## DO THIS
Copy nothing but the text: repeat each entry exactly and drop the images.

## MATERIAL FOR THE TASK
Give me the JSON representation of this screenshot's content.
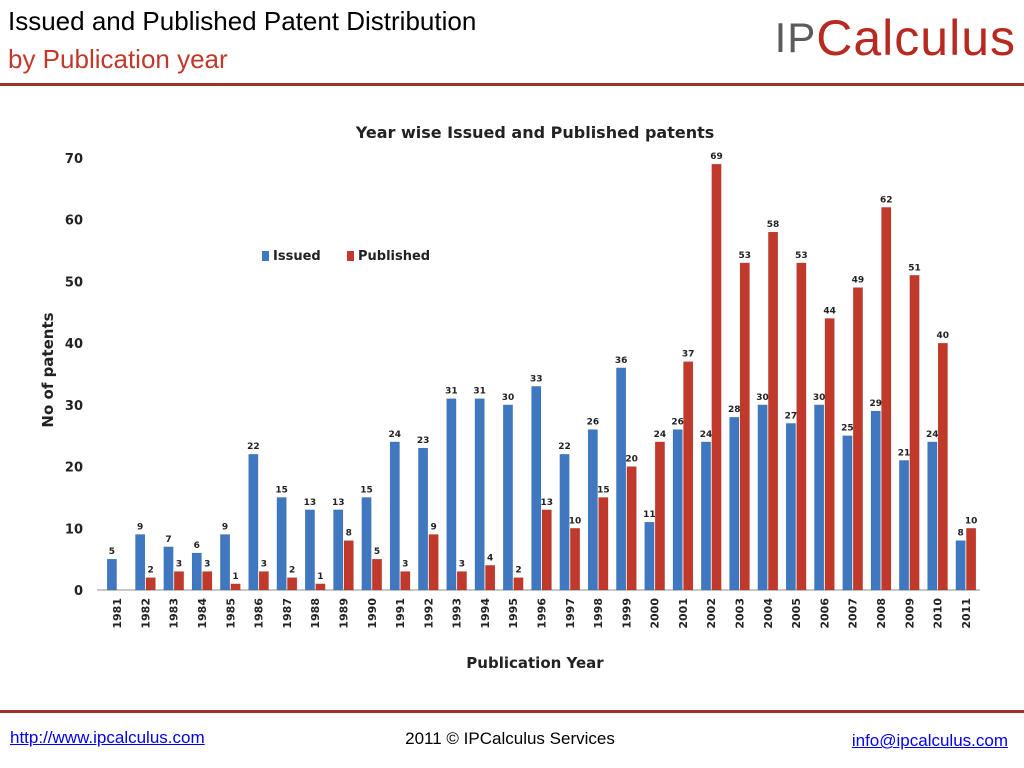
{
  "header": {
    "title": "Issued and Published Patent Distribution",
    "subtitle": "by Publication year",
    "logo_ip": "IP",
    "logo_rest": "Calculus"
  },
  "footer": {
    "website": "http://www.ipcalculus.com",
    "copyright": "2011 © IPCalculus Services",
    "email": "info@ipcalculus.com"
  },
  "colors": {
    "issued": "#3f78c0",
    "published": "#c0392b",
    "accent_rule": "#a0322d"
  },
  "chart_data": {
    "type": "bar",
    "title": "Year wise Issued and Published patents",
    "xlabel": "Publication Year",
    "ylabel": "No of patents",
    "ylim": [
      0,
      70
    ],
    "yticks": [
      0,
      10,
      20,
      30,
      40,
      50,
      60,
      70
    ],
    "grid": false,
    "legend_position": "upper-left",
    "categories": [
      "1981",
      "1982",
      "1983",
      "1984",
      "1985",
      "1986",
      "1987",
      "1988",
      "1989",
      "1990",
      "1991",
      "1992",
      "1993",
      "1994",
      "1995",
      "1996",
      "1997",
      "1998",
      "1999",
      "2000",
      "2001",
      "2002",
      "2003",
      "2004",
      "2005",
      "2006",
      "2007",
      "2008",
      "2009",
      "2010",
      "2011"
    ],
    "series": [
      {
        "name": "Issued",
        "values": [
          5,
          9,
          7,
          6,
          9,
          22,
          15,
          13,
          13,
          15,
          24,
          23,
          31,
          31,
          30,
          33,
          22,
          26,
          36,
          11,
          26,
          24,
          28,
          30,
          27,
          30,
          25,
          29,
          21,
          24,
          8
        ]
      },
      {
        "name": "Published",
        "values": [
          null,
          2,
          3,
          3,
          1,
          3,
          2,
          1,
          8,
          5,
          3,
          9,
          3,
          4,
          2,
          13,
          10,
          15,
          20,
          24,
          37,
          69,
          53,
          58,
          53,
          44,
          49,
          62,
          51,
          40,
          10
        ]
      }
    ]
  }
}
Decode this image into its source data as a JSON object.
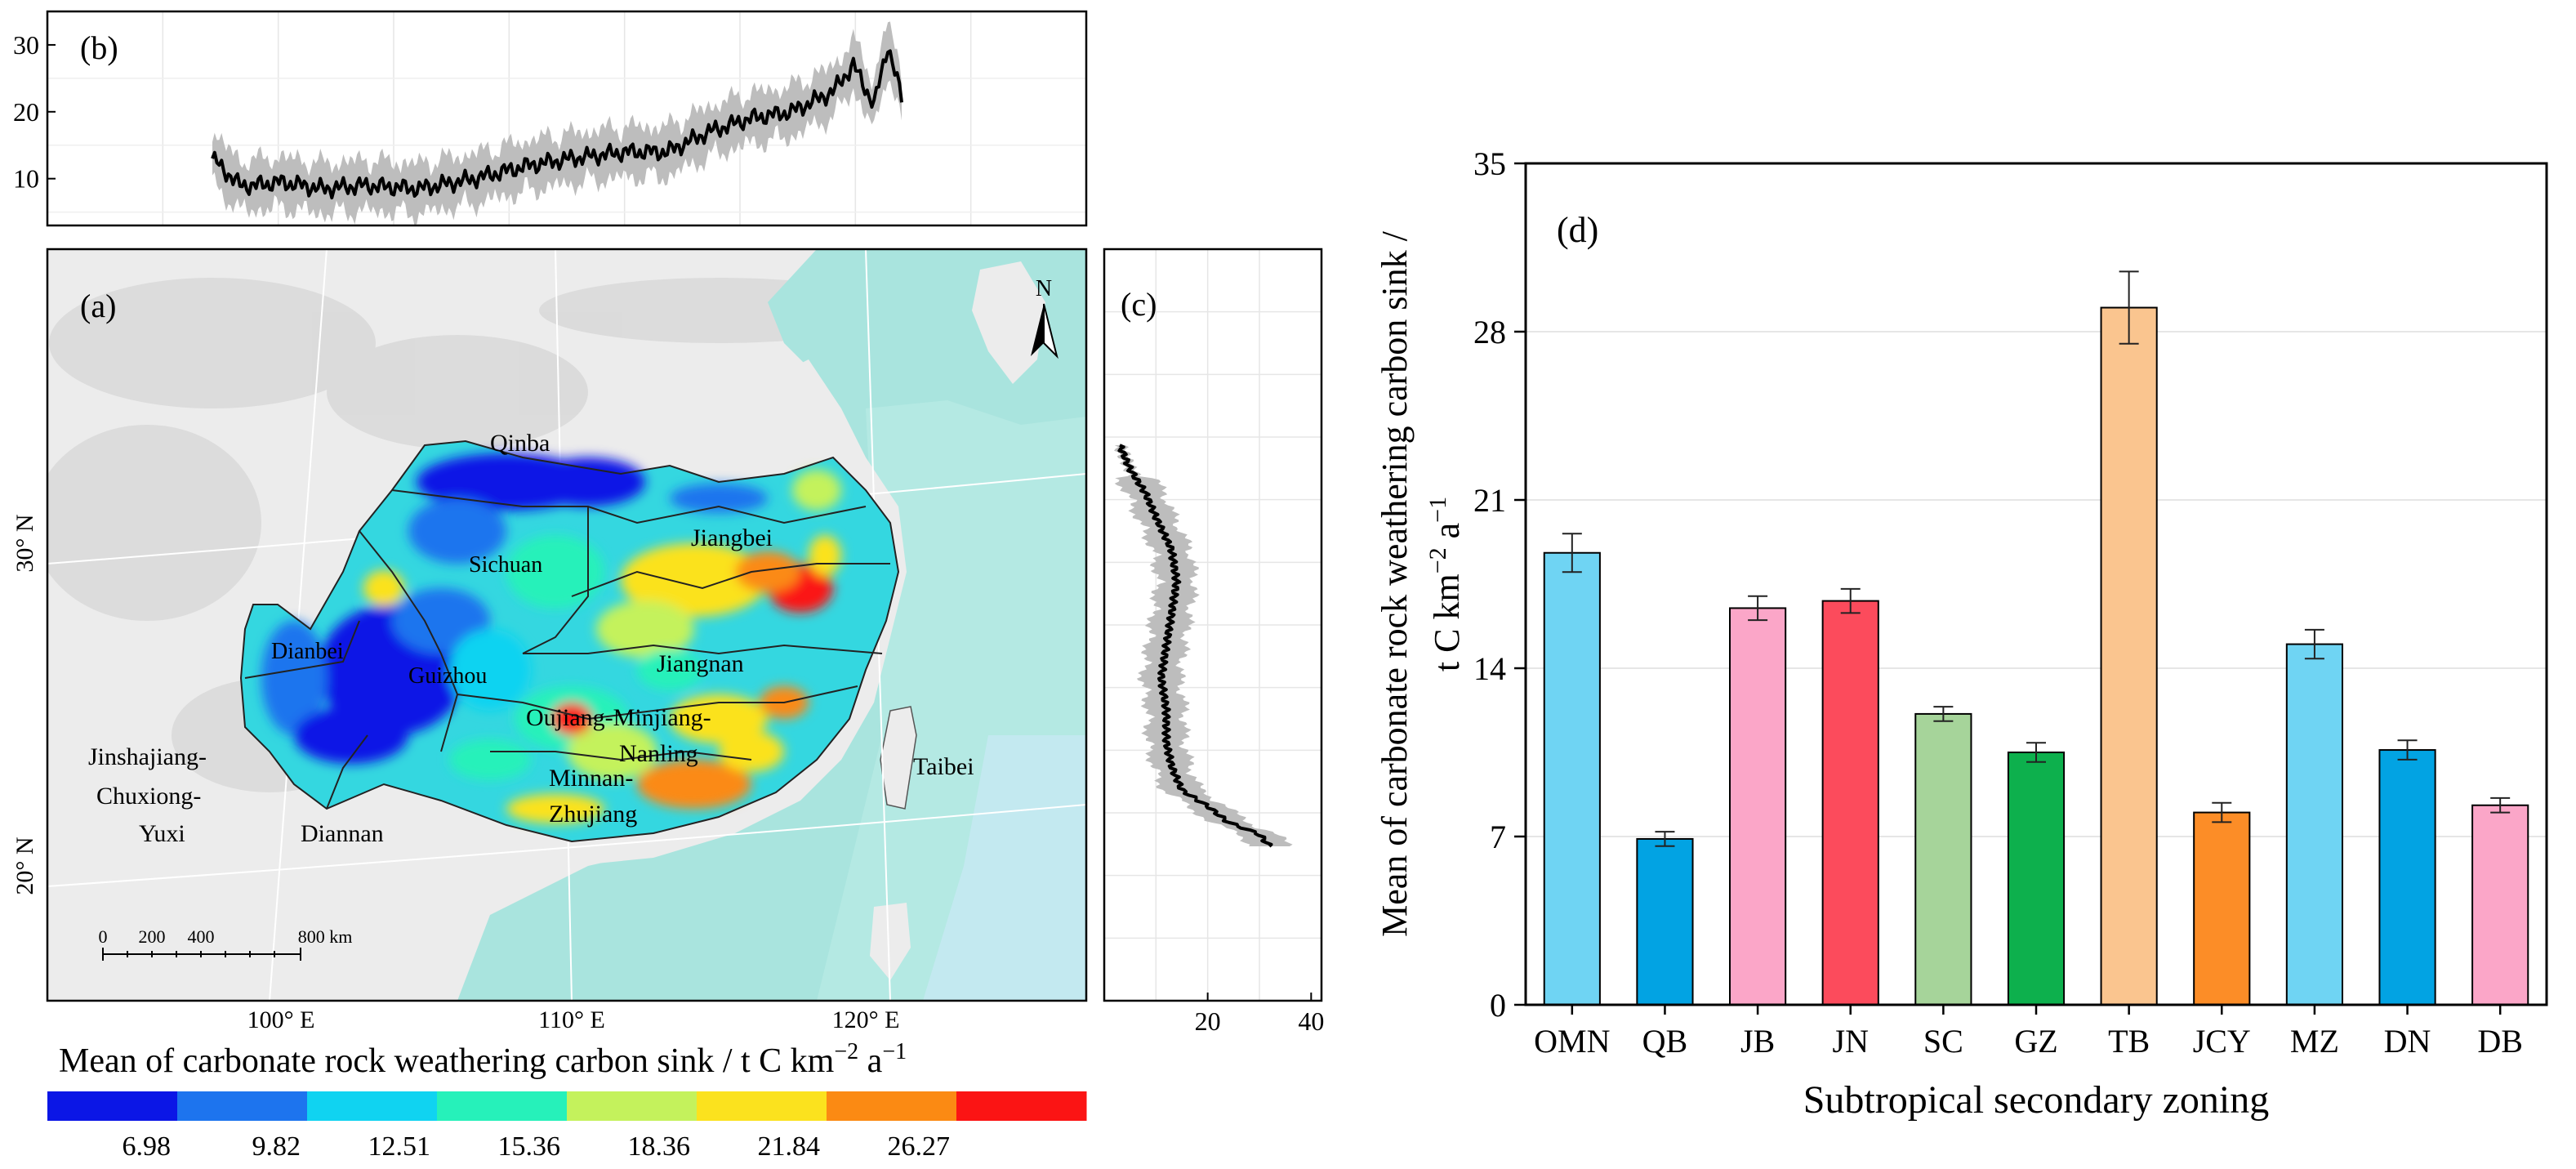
{
  "panel_b": {
    "label": "(b)",
    "yticks": [
      10,
      20,
      30
    ],
    "ylim": [
      3,
      35
    ]
  },
  "panel_a": {
    "label": "(a)",
    "north_label": "N",
    "lat_labels": [
      "30° N",
      "20° N"
    ],
    "lon_labels": [
      "100° E",
      "110° E",
      "120° E"
    ],
    "scale_bar": {
      "ticks": [
        "0",
        "200",
        "400",
        "800 km"
      ]
    },
    "regions": [
      "Qinba",
      "Jiangbei",
      "Sichuan",
      "Dianbei",
      "Guizhou",
      "Jiangnan",
      "Oujiang-Minjiang-",
      "Nanling",
      "Minnan-",
      "Zhujiang",
      "Jinshajiang-",
      "Chuxiong-",
      "Yuxi",
      "Diannan",
      "Taibei"
    ]
  },
  "panel_c": {
    "label": "(c)",
    "xticks": [
      20,
      40
    ],
    "xlim": [
      0,
      42
    ]
  },
  "legend": {
    "title_main": "Mean of carbonate rock weathering carbon sink /  t C km",
    "title_exp1": "−2",
    "title_mid": " a",
    "title_exp2": "−1",
    "colors": [
      "#0b16e6",
      "#1d74ee",
      "#10d3f1",
      "#26f1ba",
      "#c4f25c",
      "#fbe21e",
      "#fb8a13",
      "#fb1414"
    ],
    "breaks": [
      "6.98",
      "9.82",
      "12.51",
      "15.36",
      "18.36",
      "21.84",
      "26.27"
    ]
  },
  "chart_data": {
    "type": "bar",
    "panel_label": "(d)",
    "categories": [
      "OMN",
      "QB",
      "JB",
      "JN",
      "SC",
      "GZ",
      "TB",
      "JCY",
      "MZ",
      "DN",
      "DB"
    ],
    "values": [
      18.8,
      6.9,
      16.5,
      16.8,
      12.1,
      10.5,
      29.0,
      8.0,
      15.0,
      10.6,
      8.3
    ],
    "errors": [
      0.8,
      0.3,
      0.5,
      0.5,
      0.3,
      0.4,
      1.5,
      0.4,
      0.6,
      0.4,
      0.3
    ],
    "colors": [
      "#6fd4f3",
      "#02a3e3",
      "#fba6c8",
      "#fc4b5c",
      "#a6d49a",
      "#0db04d",
      "#fac58f",
      "#fc8d27",
      "#6fd4f3",
      "#02a3e3",
      "#fba6c8"
    ],
    "ylim": [
      0,
      35
    ],
    "yticks": [
      0,
      7,
      14,
      21,
      28,
      35
    ],
    "xlabel": "Subtropical secondary zoning",
    "ylabel_line1": "Mean of carbonate rock weathering carbon sink /",
    "ylabel_line2_main": "t C km",
    "ylabel_line2_exp1": "−2",
    "ylabel_line2_mid": " a",
    "ylabel_line2_exp2": "−1"
  }
}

## THE SOLUTION
Give me the JSON representation of this screenshot's content.
{
  "header": {
    "title": "Issued and Published Patent Distribution",
    "subtitle": "by Publication year",
    "logo_ip": "IP",
    "logo_rest": "Calculus"
  },
  "footer": {
    "website": "http://www.ipcalculus.com",
    "copyright": "2011 © IPCalculus Services",
    "email": "info@ipcalculus.com"
  },
  "colors": {
    "issued": "#3f78c0",
    "published": "#c0392b",
    "accent_rule": "#a0322d"
  },
  "chart_data": {
    "type": "bar",
    "title": "Year wise Issued and Published patents",
    "xlabel": "Publication Year",
    "ylabel": "No of patents",
    "ylim": [
      0,
      70
    ],
    "yticks": [
      0,
      10,
      20,
      30,
      40,
      50,
      60,
      70
    ],
    "grid": false,
    "legend_position": "upper-left",
    "categories": [
      "1981",
      "1982",
      "1983",
      "1984",
      "1985",
      "1986",
      "1987",
      "1988",
      "1989",
      "1990",
      "1991",
      "1992",
      "1993",
      "1994",
      "1995",
      "1996",
      "1997",
      "1998",
      "1999",
      "2000",
      "2001",
      "2002",
      "2003",
      "2004",
      "2005",
      "2006",
      "2007",
      "2008",
      "2009",
      "2010",
      "2011"
    ],
    "series": [
      {
        "name": "Issued",
        "values": [
          5,
          9,
          7,
          6,
          9,
          22,
          15,
          13,
          13,
          15,
          24,
          23,
          31,
          31,
          30,
          33,
          22,
          26,
          36,
          11,
          26,
          24,
          28,
          30,
          27,
          30,
          25,
          29,
          21,
          24,
          8
        ]
      },
      {
        "name": "Published",
        "values": [
          null,
          2,
          3,
          3,
          1,
          3,
          2,
          1,
          8,
          5,
          3,
          9,
          3,
          4,
          2,
          13,
          10,
          15,
          20,
          24,
          37,
          69,
          53,
          58,
          53,
          44,
          49,
          62,
          51,
          40,
          10
        ]
      }
    ]
  }
}
Decode this image into its source data as a JSON object.
{
  "panel_b": {
    "label": "(b)",
    "yticks": [
      10,
      20,
      30
    ],
    "ylim": [
      3,
      35
    ]
  },
  "panel_a": {
    "label": "(a)",
    "north_label": "N",
    "lat_labels": [
      "30° N",
      "20° N"
    ],
    "lon_labels": [
      "100° E",
      "110° E",
      "120° E"
    ],
    "scale_bar": {
      "ticks": [
        "0",
        "200",
        "400",
        "800 km"
      ]
    },
    "regions": [
      "Qinba",
      "Jiangbei",
      "Sichuan",
      "Dianbei",
      "Guizhou",
      "Jiangnan",
      "Oujiang-Minjiang-",
      "Nanling",
      "Minnan-",
      "Zhujiang",
      "Jinshajiang-",
      "Chuxiong-",
      "Yuxi",
      "Diannan",
      "Taibei"
    ]
  },
  "panel_c": {
    "label": "(c)",
    "xticks": [
      20,
      40
    ],
    "xlim": [
      0,
      42
    ]
  },
  "legend": {
    "title_main": "Mean of carbonate rock weathering carbon sink /  t C km",
    "title_exp1": "−2",
    "title_mid": " a",
    "title_exp2": "−1",
    "colors": [
      "#0b16e6",
      "#1d74ee",
      "#10d3f1",
      "#26f1ba",
      "#c4f25c",
      "#fbe21e",
      "#fb8a13",
      "#fb1414"
    ],
    "breaks": [
      "6.98",
      "9.82",
      "12.51",
      "15.36",
      "18.36",
      "21.84",
      "26.27"
    ]
  },
  "chart_data": {
    "type": "bar",
    "panel_label": "(d)",
    "categories": [
      "OMN",
      "QB",
      "JB",
      "JN",
      "SC",
      "GZ",
      "TB",
      "JCY",
      "MZ",
      "DN",
      "DB"
    ],
    "values": [
      18.8,
      6.9,
      16.5,
      16.8,
      12.1,
      10.5,
      29.0,
      8.0,
      15.0,
      10.6,
      8.3
    ],
    "errors": [
      0.8,
      0.3,
      0.5,
      0.5,
      0.3,
      0.4,
      1.5,
      0.4,
      0.6,
      0.4,
      0.3
    ],
    "colors": [
      "#6fd4f3",
      "#02a3e3",
      "#fba6c8",
      "#fc4b5c",
      "#a6d49a",
      "#0db04d",
      "#fac58f",
      "#fc8d27",
      "#6fd4f3",
      "#02a3e3",
      "#fba6c8"
    ],
    "ylim": [
      0,
      35
    ],
    "yticks": [
      0,
      7,
      14,
      21,
      28,
      35
    ],
    "xlabel": "Subtropical secondary zoning",
    "ylabel_line1": "Mean of carbonate rock weathering carbon sink /",
    "ylabel_line2_main": "t C km",
    "ylabel_line2_exp1": "−2",
    "ylabel_line2_mid": " a",
    "ylabel_line2_exp2": "−1"
  }
}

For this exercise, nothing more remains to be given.